(Figure record extracts)

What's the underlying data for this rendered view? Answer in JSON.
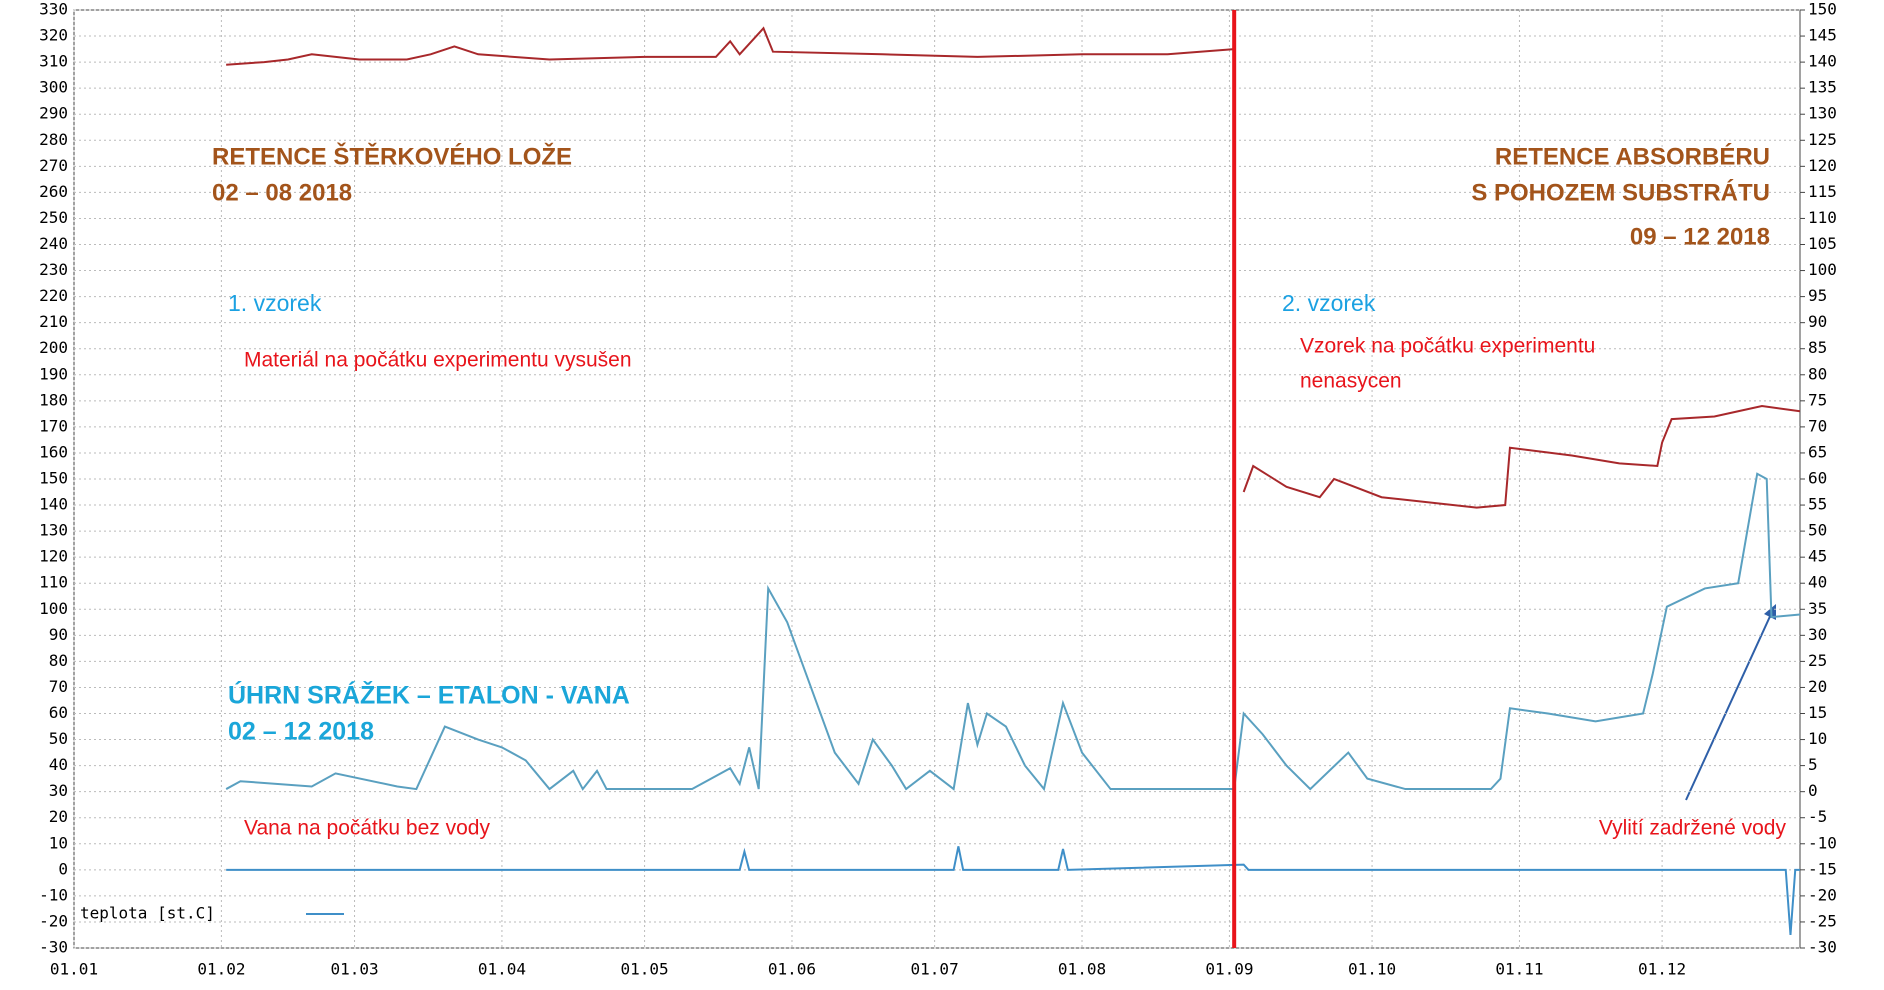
{
  "chart_data": {
    "type": "line",
    "xlim": [
      0,
      363
    ],
    "xticks": [
      {
        "value": 0,
        "label": "01.01"
      },
      {
        "value": 31,
        "label": "01.02"
      },
      {
        "value": 59,
        "label": "01.03"
      },
      {
        "value": 90,
        "label": "01.04"
      },
      {
        "value": 120,
        "label": "01.05"
      },
      {
        "value": 151,
        "label": "01.06"
      },
      {
        "value": 181,
        "label": "01.07"
      },
      {
        "value": 212,
        "label": "01.08"
      },
      {
        "value": 243,
        "label": "01.09"
      },
      {
        "value": 273,
        "label": "01.10"
      },
      {
        "value": 304,
        "label": "01.11"
      },
      {
        "value": 334,
        "label": "01.12"
      }
    ],
    "ylim": [
      -30,
      330
    ],
    "yticks": [
      -30,
      -20,
      -10,
      0,
      10,
      20,
      30,
      40,
      50,
      60,
      70,
      80,
      90,
      100,
      110,
      120,
      130,
      140,
      150,
      160,
      170,
      180,
      190,
      200,
      210,
      220,
      230,
      240,
      250,
      260,
      270,
      280,
      290,
      300,
      310,
      320,
      330
    ],
    "y2lim": [
      -30,
      150
    ],
    "y2ticks": [
      -30,
      -25,
      -20,
      -15,
      -10,
      -5,
      0,
      5,
      10,
      15,
      20,
      25,
      30,
      35,
      40,
      45,
      50,
      55,
      60,
      65,
      70,
      75,
      80,
      85,
      90,
      95,
      100,
      105,
      110,
      115,
      120,
      125,
      130,
      135,
      140,
      145,
      150
    ],
    "grid": true,
    "legend": "bottom-left",
    "vline": 244,
    "vline_color": "#e8141b",
    "series": [
      {
        "color": "#a8282b",
        "x": [
          32,
          40,
          45,
          50,
          60,
          70,
          75,
          80,
          85,
          100,
          120,
          135,
          138,
          140,
          145,
          147,
          170,
          190,
          212,
          230,
          244,
          245,
          246,
          248,
          255,
          262,
          265,
          275,
          295,
          301,
          302,
          315,
          325,
          333,
          334,
          336,
          345,
          350,
          355,
          363
        ],
        "values": [
          309,
          310,
          311,
          313,
          311,
          311,
          313,
          316,
          313,
          311,
          312,
          312,
          318,
          313,
          323,
          314,
          313,
          312,
          313,
          313,
          315,
          null,
          145,
          155,
          147,
          143,
          150,
          143,
          139,
          140,
          162,
          159,
          156,
          155,
          164,
          173,
          174,
          176,
          178,
          176
        ]
      },
      {
        "color": "#5aa0c0",
        "axis": "y2",
        "x": [
          32,
          35,
          50,
          55,
          68,
          72,
          75,
          78,
          85,
          90,
          95,
          100,
          105,
          107,
          110,
          112,
          130,
          138,
          140,
          142,
          144,
          146,
          150,
          155,
          160,
          165,
          168,
          172,
          175,
          180,
          185,
          188,
          190,
          192,
          196,
          200,
          204,
          208,
          212,
          218,
          230,
          244,
          246,
          250,
          255,
          260,
          268,
          272,
          280,
          298,
          300,
          302,
          310,
          320,
          330,
          332,
          335,
          343,
          350,
          354,
          356,
          357,
          363
        ],
        "values": [
          0.5,
          2,
          1,
          3.5,
          1,
          0.5,
          6.5,
          12.5,
          10,
          8.5,
          6,
          0.5,
          4,
          0.5,
          4,
          0.5,
          0.5,
          4.5,
          1.5,
          8.5,
          0.5,
          39,
          32.5,
          20,
          7.5,
          1.5,
          10,
          5,
          0.5,
          4,
          0.5,
          17,
          9,
          15,
          12.5,
          5,
          0.5,
          17,
          7.5,
          0.5,
          0.5,
          0.5,
          15,
          11,
          5,
          0.5,
          7.5,
          2.5,
          0.5,
          0.5,
          2.5,
          16,
          15,
          13.5,
          15,
          22.5,
          35.5,
          39,
          40,
          61,
          60,
          33.5,
          34
        ]
      },
      {
        "name": "teplota [st.C]",
        "color": "#3f8fc8",
        "x": [
          32,
          140,
          141,
          142,
          185,
          186,
          187,
          207,
          208,
          209,
          246,
          247,
          300,
          360,
          361,
          362,
          363
        ],
        "values": [
          0,
          0,
          7,
          0,
          0,
          9,
          0,
          0,
          8,
          0,
          2,
          0,
          0,
          0,
          -25,
          0,
          0
        ]
      }
    ],
    "annotations": [
      {
        "text": "RETENCE ŠTĚRKOVÉHO LOŽE",
        "color": "#a3541b"
      },
      {
        "text": "02 – 08 2018",
        "color": "#a3541b"
      },
      {
        "text": "RETENCE ABSORBÉRU",
        "color": "#a3541b"
      },
      {
        "text": "S POHOZEM SUBSTRÁTU",
        "color": "#a3541b"
      },
      {
        "text": "09 – 12  2018",
        "color": "#a3541b"
      },
      {
        "text": "1. vzorek",
        "color": "#1ba1e2"
      },
      {
        "text": "Materiál na počátku experimentu vysušen",
        "color": "#e8141b"
      },
      {
        "text": "2. vzorek",
        "color": "#1ba1e2"
      },
      {
        "text": "Vzorek na počátku experimentu",
        "color": "#e8141b"
      },
      {
        "text": "nenasycen",
        "color": "#e8141b"
      },
      {
        "text": "ÚHRN SRÁŽEK – ETALON - VANA",
        "color": "#1aa6d9"
      },
      {
        "text": "02 – 12  2018",
        "color": "#1aa6d9"
      },
      {
        "text": "Vana na počátku bez vody",
        "color": "#e8141b"
      },
      {
        "text": "Vylití zadržené vody",
        "color": "#e8141b"
      }
    ]
  }
}
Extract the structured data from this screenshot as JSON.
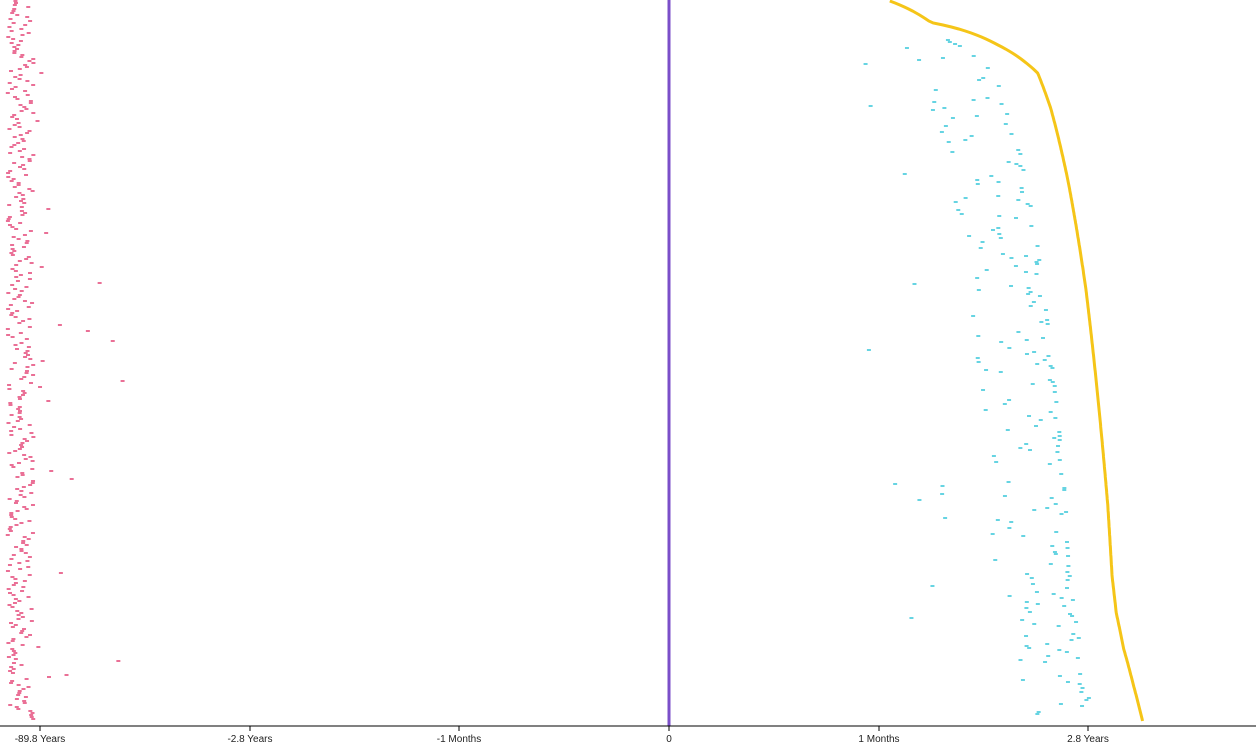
{
  "colors": {
    "before": "#e0336a",
    "after": "#25c1d6",
    "curve": "#f5c518",
    "zero_line": "#7b4fc9",
    "axis": "#000000"
  },
  "chart_data": {
    "type": "scatter",
    "title": "",
    "xlabel": "",
    "ylabel": "",
    "x_scale": "symmetric-log",
    "x_ticks": [
      {
        "value": -2832000000,
        "label": "-89.8 Years"
      },
      {
        "value": -88300000,
        "label": "-2.8 Years"
      },
      {
        "value": -2630000,
        "label": "-1 Months"
      },
      {
        "value": 0,
        "label": "0"
      },
      {
        "value": 2630000,
        "label": "1 Months"
      },
      {
        "value": 88300000,
        "label": "2.8 Years"
      }
    ],
    "y_scale": "rank (one row per record)",
    "grid": false,
    "legend": "none",
    "series_before": {
      "description_color": "before",
      "x_range_years": [
        -200,
        -12
      ],
      "mode": "dashes"
    },
    "series_after": {
      "description_color": "after",
      "x_range_years": [
        0.1,
        5
      ],
      "mode": "dashes"
    },
    "series_curve": {
      "description_color": "curve",
      "mode": "line",
      "points_rank_vs_years": [
        [
          0,
          0.1
        ],
        [
          0.03,
          0.2
        ],
        [
          0.06,
          0.6
        ],
        [
          0.08,
          0.9
        ],
        [
          0.1,
          1.2
        ],
        [
          0.15,
          1.5
        ],
        [
          0.25,
          2.0
        ],
        [
          0.4,
          2.7
        ],
        [
          0.55,
          3.3
        ],
        [
          0.7,
          3.9
        ],
        [
          0.8,
          4.2
        ],
        [
          0.85,
          4.5
        ],
        [
          0.9,
          5.1
        ],
        [
          0.95,
          6.0
        ],
        [
          1.0,
          7.0
        ]
      ]
    }
  }
}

SET EXERCISE: Give back the entries verbatim. Do not include any picture.

OUTPUT:
What's the underlying data for this rendered view? Answer in JSON.
{
  "chart_data": {
    "type": "line",
    "xlim": [
      0,
      363
    ],
    "xticks": [
      {
        "value": 0,
        "label": "01.01"
      },
      {
        "value": 31,
        "label": "01.02"
      },
      {
        "value": 59,
        "label": "01.03"
      },
      {
        "value": 90,
        "label": "01.04"
      },
      {
        "value": 120,
        "label": "01.05"
      },
      {
        "value": 151,
        "label": "01.06"
      },
      {
        "value": 181,
        "label": "01.07"
      },
      {
        "value": 212,
        "label": "01.08"
      },
      {
        "value": 243,
        "label": "01.09"
      },
      {
        "value": 273,
        "label": "01.10"
      },
      {
        "value": 304,
        "label": "01.11"
      },
      {
        "value": 334,
        "label": "01.12"
      }
    ],
    "ylim": [
      -30,
      330
    ],
    "yticks": [
      -30,
      -20,
      -10,
      0,
      10,
      20,
      30,
      40,
      50,
      60,
      70,
      80,
      90,
      100,
      110,
      120,
      130,
      140,
      150,
      160,
      170,
      180,
      190,
      200,
      210,
      220,
      230,
      240,
      250,
      260,
      270,
      280,
      290,
      300,
      310,
      320,
      330
    ],
    "y2lim": [
      -30,
      150
    ],
    "y2ticks": [
      -30,
      -25,
      -20,
      -15,
      -10,
      -5,
      0,
      5,
      10,
      15,
      20,
      25,
      30,
      35,
      40,
      45,
      50,
      55,
      60,
      65,
      70,
      75,
      80,
      85,
      90,
      95,
      100,
      105,
      110,
      115,
      120,
      125,
      130,
      135,
      140,
      145,
      150
    ],
    "grid": true,
    "legend": "bottom-left",
    "vline": 244,
    "vline_color": "#e8141b",
    "series": [
      {
        "color": "#a8282b",
        "x": [
          32,
          40,
          45,
          50,
          60,
          70,
          75,
          80,
          85,
          100,
          120,
          135,
          138,
          140,
          145,
          147,
          170,
          190,
          212,
          230,
          244,
          245,
          246,
          248,
          255,
          262,
          265,
          275,
          295,
          301,
          302,
          315,
          325,
          333,
          334,
          336,
          345,
          350,
          355,
          363
        ],
        "values": [
          309,
          310,
          311,
          313,
          311,
          311,
          313,
          316,
          313,
          311,
          312,
          312,
          318,
          313,
          323,
          314,
          313,
          312,
          313,
          313,
          315,
          null,
          145,
          155,
          147,
          143,
          150,
          143,
          139,
          140,
          162,
          159,
          156,
          155,
          164,
          173,
          174,
          176,
          178,
          176
        ]
      },
      {
        "color": "#5aa0c0",
        "axis": "y2",
        "x": [
          32,
          35,
          50,
          55,
          68,
          72,
          75,
          78,
          85,
          90,
          95,
          100,
          105,
          107,
          110,
          112,
          130,
          138,
          140,
          142,
          144,
          146,
          150,
          155,
          160,
          165,
          168,
          172,
          175,
          180,
          185,
          188,
          190,
          192,
          196,
          200,
          204,
          208,
          212,
          218,
          230,
          244,
          246,
          250,
          255,
          260,
          268,
          272,
          280,
          298,
          300,
          302,
          310,
          320,
          330,
          332,
          335,
          343,
          350,
          354,
          356,
          357,
          363
        ],
        "values": [
          0.5,
          2,
          1,
          3.5,
          1,
          0.5,
          6.5,
          12.5,
          10,
          8.5,
          6,
          0.5,
          4,
          0.5,
          4,
          0.5,
          0.5,
          4.5,
          1.5,
          8.5,
          0.5,
          39,
          32.5,
          20,
          7.5,
          1.5,
          10,
          5,
          0.5,
          4,
          0.5,
          17,
          9,
          15,
          12.5,
          5,
          0.5,
          17,
          7.5,
          0.5,
          0.5,
          0.5,
          15,
          11,
          5,
          0.5,
          7.5,
          2.5,
          0.5,
          0.5,
          2.5,
          16,
          15,
          13.5,
          15,
          22.5,
          35.5,
          39,
          40,
          61,
          60,
          33.5,
          34
        ]
      },
      {
        "name": "teplota [st.C]",
        "color": "#3f8fc8",
        "x": [
          32,
          140,
          141,
          142,
          185,
          186,
          187,
          207,
          208,
          209,
          246,
          247,
          300,
          360,
          361,
          362,
          363
        ],
        "values": [
          0,
          0,
          7,
          0,
          0,
          9,
          0,
          0,
          8,
          0,
          2,
          0,
          0,
          0,
          -25,
          0,
          0
        ]
      }
    ],
    "annotations": [
      {
        "text": "RETENCE ŠTĚRKOVÉHO LOŽE",
        "color": "#a3541b"
      },
      {
        "text": "02 – 08 2018",
        "color": "#a3541b"
      },
      {
        "text": "RETENCE ABSORBÉRU",
        "color": "#a3541b"
      },
      {
        "text": "S POHOZEM SUBSTRÁTU",
        "color": "#a3541b"
      },
      {
        "text": "09 – 12  2018",
        "color": "#a3541b"
      },
      {
        "text": "1. vzorek",
        "color": "#1ba1e2"
      },
      {
        "text": "Materiál na počátku experimentu vysušen",
        "color": "#e8141b"
      },
      {
        "text": "2. vzorek",
        "color": "#1ba1e2"
      },
      {
        "text": "Vzorek na počátku experimentu",
        "color": "#e8141b"
      },
      {
        "text": "nenasycen",
        "color": "#e8141b"
      },
      {
        "text": "ÚHRN SRÁŽEK – ETALON - VANA",
        "color": "#1aa6d9"
      },
      {
        "text": "02 – 12  2018",
        "color": "#1aa6d9"
      },
      {
        "text": "Vana na počátku bez vody",
        "color": "#e8141b"
      },
      {
        "text": "Vylití zadržené vody",
        "color": "#e8141b"
      }
    ]
  }
}
Extract the structured data from this screenshot as JSON.
{
  "colors": {
    "before": "#e0336a",
    "after": "#25c1d6",
    "curve": "#f5c518",
    "zero_line": "#7b4fc9",
    "axis": "#000000"
  },
  "chart_data": {
    "type": "scatter",
    "title": "",
    "xlabel": "",
    "ylabel": "",
    "x_scale": "symmetric-log",
    "x_ticks": [
      {
        "value": -2832000000,
        "label": "-89.8 Years"
      },
      {
        "value": -88300000,
        "label": "-2.8 Years"
      },
      {
        "value": -2630000,
        "label": "-1 Months"
      },
      {
        "value": 0,
        "label": "0"
      },
      {
        "value": 2630000,
        "label": "1 Months"
      },
      {
        "value": 88300000,
        "label": "2.8 Years"
      }
    ],
    "y_scale": "rank (one row per record)",
    "grid": false,
    "legend": "none",
    "series_before": {
      "description_color": "before",
      "x_range_years": [
        -200,
        -12
      ],
      "mode": "dashes"
    },
    "series_after": {
      "description_color": "after",
      "x_range_years": [
        0.1,
        5
      ],
      "mode": "dashes"
    },
    "series_curve": {
      "description_color": "curve",
      "mode": "line",
      "points_rank_vs_years": [
        [
          0,
          0.1
        ],
        [
          0.03,
          0.2
        ],
        [
          0.06,
          0.6
        ],
        [
          0.08,
          0.9
        ],
        [
          0.1,
          1.2
        ],
        [
          0.15,
          1.5
        ],
        [
          0.25,
          2.0
        ],
        [
          0.4,
          2.7
        ],
        [
          0.55,
          3.3
        ],
        [
          0.7,
          3.9
        ],
        [
          0.8,
          4.2
        ],
        [
          0.85,
          4.5
        ],
        [
          0.9,
          5.1
        ],
        [
          0.95,
          6.0
        ],
        [
          1.0,
          7.0
        ]
      ]
    }
  }
}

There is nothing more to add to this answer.